→ Records contained in a dataset
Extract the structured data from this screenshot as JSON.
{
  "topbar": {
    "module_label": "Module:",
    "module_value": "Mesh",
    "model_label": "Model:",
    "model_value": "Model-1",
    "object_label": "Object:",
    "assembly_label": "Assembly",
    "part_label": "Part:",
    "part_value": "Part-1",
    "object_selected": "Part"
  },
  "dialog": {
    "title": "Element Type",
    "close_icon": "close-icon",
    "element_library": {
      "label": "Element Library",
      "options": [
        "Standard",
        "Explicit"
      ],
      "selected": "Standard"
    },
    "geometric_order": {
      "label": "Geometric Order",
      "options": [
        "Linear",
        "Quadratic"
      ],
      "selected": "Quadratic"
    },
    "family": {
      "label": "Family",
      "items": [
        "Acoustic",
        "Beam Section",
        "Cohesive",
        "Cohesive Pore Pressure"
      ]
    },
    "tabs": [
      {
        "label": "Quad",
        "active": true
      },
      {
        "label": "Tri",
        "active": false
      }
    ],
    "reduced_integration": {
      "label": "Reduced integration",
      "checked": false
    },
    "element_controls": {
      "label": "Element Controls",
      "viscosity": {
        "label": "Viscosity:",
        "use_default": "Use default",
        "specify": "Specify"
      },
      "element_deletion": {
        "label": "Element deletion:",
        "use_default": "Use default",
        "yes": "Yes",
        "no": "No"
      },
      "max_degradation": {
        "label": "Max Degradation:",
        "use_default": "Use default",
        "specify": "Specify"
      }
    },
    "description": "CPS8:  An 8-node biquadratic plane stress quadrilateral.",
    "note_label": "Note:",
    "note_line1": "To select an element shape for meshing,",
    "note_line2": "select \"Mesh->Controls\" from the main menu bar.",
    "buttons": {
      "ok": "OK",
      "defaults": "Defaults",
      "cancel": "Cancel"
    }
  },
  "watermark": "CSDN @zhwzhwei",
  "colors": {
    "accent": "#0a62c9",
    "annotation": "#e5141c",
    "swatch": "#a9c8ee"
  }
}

→ Written request
Reproduce the entries above exactly.

→ Answer to this task
Extract the structured data from this screenshot as JSON.
{
  "topbar": {
    "module_label": "Module:",
    "module_value": "Mesh",
    "model_label": "Model:",
    "model_value": "Model-1",
    "object_label": "Object:",
    "assembly_label": "Assembly",
    "part_label": "Part:",
    "part_value": "Part-1",
    "object_selected": "Part"
  },
  "dialog": {
    "title": "Element Type",
    "close_icon": "close-icon",
    "element_library": {
      "label": "Element Library",
      "options": [
        "Standard",
        "Explicit"
      ],
      "selected": "Standard"
    },
    "geometric_order": {
      "label": "Geometric Order",
      "options": [
        "Linear",
        "Quadratic"
      ],
      "selected": "Quadratic"
    },
    "family": {
      "label": "Family",
      "items": [
        "Acoustic",
        "Beam Section",
        "Cohesive",
        "Cohesive Pore Pressure"
      ]
    },
    "tabs": [
      {
        "label": "Quad",
        "active": true
      },
      {
        "label": "Tri",
        "active": false
      }
    ],
    "reduced_integration": {
      "label": "Reduced integration",
      "checked": false
    },
    "element_controls": {
      "label": "Element Controls",
      "viscosity": {
        "label": "Viscosity:",
        "use_default": "Use default",
        "specify": "Specify"
      },
      "element_deletion": {
        "label": "Element deletion:",
        "use_default": "Use default",
        "yes": "Yes",
        "no": "No"
      },
      "max_degradation": {
        "label": "Max Degradation:",
        "use_default": "Use default",
        "specify": "Specify"
      }
    },
    "description": "CPS8:  An 8-node biquadratic plane stress quadrilateral.",
    "note_label": "Note:",
    "note_line1": "To select an element shape for meshing,",
    "note_line2": "select \"Mesh->Controls\" from the main menu bar.",
    "buttons": {
      "ok": "OK",
      "defaults": "Defaults",
      "cancel": "Cancel"
    }
  },
  "watermark": "CSDN @zhwzhwei",
  "colors": {
    "accent": "#0a62c9",
    "annotation": "#e5141c",
    "swatch": "#a9c8ee"
  }
}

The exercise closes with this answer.